→ **Requirement**
Write out every entry exactly as it appears.

→ **Dataset excerpt**
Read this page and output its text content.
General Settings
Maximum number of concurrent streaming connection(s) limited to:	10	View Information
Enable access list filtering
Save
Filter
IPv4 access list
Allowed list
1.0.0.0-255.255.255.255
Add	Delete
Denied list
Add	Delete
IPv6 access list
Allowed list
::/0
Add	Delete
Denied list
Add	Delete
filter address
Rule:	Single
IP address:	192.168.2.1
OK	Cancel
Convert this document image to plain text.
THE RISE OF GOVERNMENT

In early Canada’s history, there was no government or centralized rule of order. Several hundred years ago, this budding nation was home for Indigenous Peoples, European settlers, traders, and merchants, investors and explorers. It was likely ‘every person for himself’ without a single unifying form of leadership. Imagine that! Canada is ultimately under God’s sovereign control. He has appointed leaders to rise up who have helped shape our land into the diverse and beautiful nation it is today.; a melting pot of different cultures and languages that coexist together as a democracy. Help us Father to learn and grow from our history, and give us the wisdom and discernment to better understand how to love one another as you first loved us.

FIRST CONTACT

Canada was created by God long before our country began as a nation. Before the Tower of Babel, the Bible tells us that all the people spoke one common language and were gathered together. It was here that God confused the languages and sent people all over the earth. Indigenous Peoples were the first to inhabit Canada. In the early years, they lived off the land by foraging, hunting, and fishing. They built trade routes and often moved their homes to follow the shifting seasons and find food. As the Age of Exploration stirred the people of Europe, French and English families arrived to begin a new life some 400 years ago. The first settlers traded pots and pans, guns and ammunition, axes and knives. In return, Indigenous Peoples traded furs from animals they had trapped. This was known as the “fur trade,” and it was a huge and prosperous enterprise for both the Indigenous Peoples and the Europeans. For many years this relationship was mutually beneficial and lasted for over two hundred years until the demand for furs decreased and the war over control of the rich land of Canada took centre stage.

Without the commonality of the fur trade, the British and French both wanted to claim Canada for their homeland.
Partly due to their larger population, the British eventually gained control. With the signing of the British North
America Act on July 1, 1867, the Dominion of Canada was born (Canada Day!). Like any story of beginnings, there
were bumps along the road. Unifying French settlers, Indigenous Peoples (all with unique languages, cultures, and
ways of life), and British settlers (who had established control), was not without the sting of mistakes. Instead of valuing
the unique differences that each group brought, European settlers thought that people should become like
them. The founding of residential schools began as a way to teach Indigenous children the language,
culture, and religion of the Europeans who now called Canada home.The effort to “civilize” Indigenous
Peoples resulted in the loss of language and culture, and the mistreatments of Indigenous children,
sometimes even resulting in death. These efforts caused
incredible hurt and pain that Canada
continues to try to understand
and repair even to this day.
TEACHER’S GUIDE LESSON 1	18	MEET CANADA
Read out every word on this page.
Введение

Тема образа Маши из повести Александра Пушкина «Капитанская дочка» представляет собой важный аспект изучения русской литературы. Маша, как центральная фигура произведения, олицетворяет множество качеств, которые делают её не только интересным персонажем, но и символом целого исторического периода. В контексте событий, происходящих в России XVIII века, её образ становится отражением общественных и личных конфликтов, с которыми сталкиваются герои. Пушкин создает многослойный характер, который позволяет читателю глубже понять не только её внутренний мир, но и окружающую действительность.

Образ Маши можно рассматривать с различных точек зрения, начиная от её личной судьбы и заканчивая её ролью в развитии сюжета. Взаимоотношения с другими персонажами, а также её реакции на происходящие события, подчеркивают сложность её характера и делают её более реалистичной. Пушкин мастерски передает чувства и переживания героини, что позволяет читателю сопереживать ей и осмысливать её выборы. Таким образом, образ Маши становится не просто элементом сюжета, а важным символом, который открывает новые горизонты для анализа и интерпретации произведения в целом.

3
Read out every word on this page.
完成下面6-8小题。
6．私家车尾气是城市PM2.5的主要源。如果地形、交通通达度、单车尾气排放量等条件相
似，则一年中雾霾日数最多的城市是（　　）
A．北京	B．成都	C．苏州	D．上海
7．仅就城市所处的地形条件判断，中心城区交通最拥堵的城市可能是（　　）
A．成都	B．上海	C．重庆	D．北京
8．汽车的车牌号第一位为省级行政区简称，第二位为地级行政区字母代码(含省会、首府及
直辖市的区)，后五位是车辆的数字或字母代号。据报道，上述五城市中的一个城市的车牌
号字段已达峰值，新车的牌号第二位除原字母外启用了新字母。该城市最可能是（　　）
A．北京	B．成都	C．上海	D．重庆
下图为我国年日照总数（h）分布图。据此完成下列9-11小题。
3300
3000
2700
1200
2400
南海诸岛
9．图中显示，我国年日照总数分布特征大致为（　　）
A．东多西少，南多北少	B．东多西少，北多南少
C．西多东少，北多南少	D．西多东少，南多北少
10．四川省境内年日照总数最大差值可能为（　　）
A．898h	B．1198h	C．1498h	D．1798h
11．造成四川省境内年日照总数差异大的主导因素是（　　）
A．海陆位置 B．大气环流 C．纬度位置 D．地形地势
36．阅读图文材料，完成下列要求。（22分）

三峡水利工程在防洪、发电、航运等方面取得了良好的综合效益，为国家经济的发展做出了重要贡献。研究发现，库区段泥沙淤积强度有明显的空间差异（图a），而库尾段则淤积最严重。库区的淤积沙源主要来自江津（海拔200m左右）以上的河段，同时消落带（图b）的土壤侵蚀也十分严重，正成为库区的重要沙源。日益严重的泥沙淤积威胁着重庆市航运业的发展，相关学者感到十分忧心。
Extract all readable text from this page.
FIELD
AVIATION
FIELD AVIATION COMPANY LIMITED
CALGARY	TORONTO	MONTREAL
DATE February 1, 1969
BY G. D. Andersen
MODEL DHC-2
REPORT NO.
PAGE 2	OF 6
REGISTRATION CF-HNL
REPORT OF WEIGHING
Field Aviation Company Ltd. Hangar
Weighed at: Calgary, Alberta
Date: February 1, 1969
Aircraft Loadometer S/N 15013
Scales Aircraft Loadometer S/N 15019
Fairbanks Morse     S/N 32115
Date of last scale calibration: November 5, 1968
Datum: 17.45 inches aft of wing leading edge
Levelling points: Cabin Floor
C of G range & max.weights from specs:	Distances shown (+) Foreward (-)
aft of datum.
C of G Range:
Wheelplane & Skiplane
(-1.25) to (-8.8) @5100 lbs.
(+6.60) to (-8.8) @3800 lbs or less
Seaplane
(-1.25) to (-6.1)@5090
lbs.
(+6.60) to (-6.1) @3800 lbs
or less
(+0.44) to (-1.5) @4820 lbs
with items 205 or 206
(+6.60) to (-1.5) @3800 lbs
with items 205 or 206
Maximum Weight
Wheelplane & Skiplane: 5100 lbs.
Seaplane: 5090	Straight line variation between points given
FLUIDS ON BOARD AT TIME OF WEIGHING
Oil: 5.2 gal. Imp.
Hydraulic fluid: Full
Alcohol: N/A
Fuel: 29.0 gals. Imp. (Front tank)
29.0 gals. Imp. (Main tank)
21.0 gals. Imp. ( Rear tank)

→ **In response**
Read this page and output its text content.
General Settings
Maximum number of concurrent streaming connection(s) limited to:	10	View Information
Enable access list filtering
Save
Filter
IPv4 access list
Allowed list
1.0.0.0-255.255.255.255
Add	Delete
Denied list
Add	Delete
IPv6 access list
Allowed list
::/0
Add	Delete
Denied list
Add	Delete
filter address
Rule:	Single
IP address:	192.168.2.1
OK	Cancel
Convert this document image to plain text.
THE RISE OF GOVERNMENT

In early Canada’s history, there was no government or centralized rule of order. Several hundred years ago, this budding nation was home for Indigenous Peoples, European settlers, traders, and merchants, investors and explorers. It was likely ‘every person for himself’ without a single unifying form of leadership. Imagine that! Canada is ultimately under God’s sovereign control. He has appointed leaders to rise up who have helped shape our land into the diverse and beautiful nation it is today.; a melting pot of different cultures and languages that coexist together as a democracy. Help us Father to learn and grow from our history, and give us the wisdom and discernment to better understand how to love one another as you first loved us.

FIRST CONTACT

Canada was created by God long before our country began as a nation. Before the Tower of Babel, the Bible tells us that all the people spoke one common language and were gathered together. It was here that God confused the languages and sent people all over the earth. Indigenous Peoples were the first to inhabit Canada. In the early years, they lived off the land by foraging, hunting, and fishing. They built trade routes and often moved their homes to follow the shifting seasons and find food. As the Age of Exploration stirred the people of Europe, French and English families arrived to begin a new life some 400 years ago. The first settlers traded pots and pans, guns and ammunition, axes and knives. In return, Indigenous Peoples traded furs from animals they had trapped. This was known as the “fur trade,” and it was a huge and prosperous enterprise for both the Indigenous Peoples and the Europeans. For many years this relationship was mutually beneficial and lasted for over two hundred years until the demand for furs decreased and the war over control of the rich land of Canada took centre stage.

Without the commonality of the fur trade, the British and French both wanted to claim Canada for their homeland.
Partly due to their larger population, the British eventually gained control. With the signing of the British North
America Act on July 1, 1867, the Dominion of Canada was born (Canada Day!). Like any story of beginnings, there
were bumps along the road. Unifying French settlers, Indigenous Peoples (all with unique languages, cultures, and
ways of life), and British settlers (who had established control), was not without the sting of mistakes. Instead of valuing
the unique differences that each group brought, European settlers thought that people should become like
them. The founding of residential schools began as a way to teach Indigenous children the language,
culture, and religion of the Europeans who now called Canada home.The effort to “civilize” Indigenous
Peoples resulted in the loss of language and culture, and the mistreatments of Indigenous children,
sometimes even resulting in death. These efforts caused
incredible hurt and pain that Canada
continues to try to understand
and repair even to this day.
TEACHER’S GUIDE LESSON 1	18	MEET CANADA
Read out every word on this page.
Введение

Тема образа Маши из повести Александра Пушкина «Капитанская дочка» представляет собой важный аспект изучения русской литературы. Маша, как центральная фигура произведения, олицетворяет множество качеств, которые делают её не только интересным персонажем, но и символом целого исторического периода. В контексте событий, происходящих в России XVIII века, её образ становится отражением общественных и личных конфликтов, с которыми сталкиваются герои. Пушкин создает многослойный характер, который позволяет читателю глубже понять не только её внутренний мир, но и окружающую действительность.

Образ Маши можно рассматривать с различных точек зрения, начиная от её личной судьбы и заканчивая её ролью в развитии сюжета. Взаимоотношения с другими персонажами, а также её реакции на происходящие события, подчеркивают сложность её характера и делают её более реалистичной. Пушкин мастерски передает чувства и переживания героини, что позволяет читателю сопереживать ей и осмысливать её выборы. Таким образом, образ Маши становится не просто элементом сюжета, а важным символом, который открывает новые горизонты для анализа и интерпретации произведения в целом.

3
Read out every word on this page.
完成下面6-8小题。
6．私家车尾气是城市PM2.5的主要源。如果地形、交通通达度、单车尾气排放量等条件相
似，则一年中雾霾日数最多的城市是（　　）
A．北京	B．成都	C．苏州	D．上海
7．仅就城市所处的地形条件判断，中心城区交通最拥堵的城市可能是（　　）
A．成都	B．上海	C．重庆	D．北京
8．汽车的车牌号第一位为省级行政区简称，第二位为地级行政区字母代码(含省会、首府及
直辖市的区)，后五位是车辆的数字或字母代号。据报道，上述五城市中的一个城市的车牌
号字段已达峰值，新车的牌号第二位除原字母外启用了新字母。该城市最可能是（　　）
A．北京	B．成都	C．上海	D．重庆
下图为我国年日照总数（h）分布图。据此完成下列9-11小题。
3300
3000
2700
1200
2400
南海诸岛
9．图中显示，我国年日照总数分布特征大致为（　　）
A．东多西少，南多北少	B．东多西少，北多南少
C．西多东少，北多南少	D．西多东少，南多北少
10．四川省境内年日照总数最大差值可能为（　　）
A．898h	B．1198h	C．1498h	D．1798h
11．造成四川省境内年日照总数差异大的主导因素是（　　）
A．海陆位置 B．大气环流 C．纬度位置 D．地形地势
36．阅读图文材料，完成下列要求。（22分）

三峡水利工程在防洪、发电、航运等方面取得了良好的综合效益，为国家经济的发展做出了重要贡献。研究发现，库区段泥沙淤积强度有明显的空间差异（图a），而库尾段则淤积最严重。库区的淤积沙源主要来自江津（海拔200m左右）以上的河段，同时消落带（图b）的土壤侵蚀也十分严重，正成为库区的重要沙源。日益严重的泥沙淤积威胁着重庆市航运业的发展，相关学者感到十分忧心。
Extract all readable text from this page.
FIELD
AVIATION
FIELD AVIATION COMPANY LIMITED
CALGARY	TORONTO	MONTREAL
DATE February 1, 1969
BY G. D. Andersen
MODEL DHC-2
REPORT NO.
PAGE 2	OF 6
REGISTRATION CF-HNL
REPORT OF WEIGHING
Field Aviation Company Ltd. Hangar
Weighed at: Calgary, Alberta
Date: February 1, 1969
Aircraft Loadometer S/N 15013
Scales Aircraft Loadometer S/N 15019
Fairbanks Morse     S/N 32115
Date of last scale calibration: November 5, 1968
Datum: 17.45 inches aft of wing leading edge
Levelling points: Cabin Floor
C of G range & max.weights from specs:	Distances shown (+) Foreward (-)
aft of datum.
C of G Range:
Wheelplane & Skiplane
(-1.25) to (-8.8) @5100 lbs.
(+6.60) to (-8.8) @3800 lbs or less
Seaplane
(-1.25) to (-6.1)@5090
lbs.
(+6.60) to (-6.1) @3800 lbs
or less
(+0.44) to (-1.5) @4820 lbs
with items 205 or 206
(+6.60) to (-1.5) @3800 lbs
with items 205 or 206
Maximum Weight
Wheelplane & Skiplane: 5100 lbs.
Seaplane: 5090	Straight line variation between points given
FLUIDS ON BOARD AT TIME OF WEIGHING
Oil: 5.2 gal. Imp.
Hydraulic fluid: Full
Alcohol: N/A
Fuel: 29.0 gals. Imp. (Front tank)
29.0 gals. Imp. (Main tank)
21.0 gals. Imp. ( Rear tank)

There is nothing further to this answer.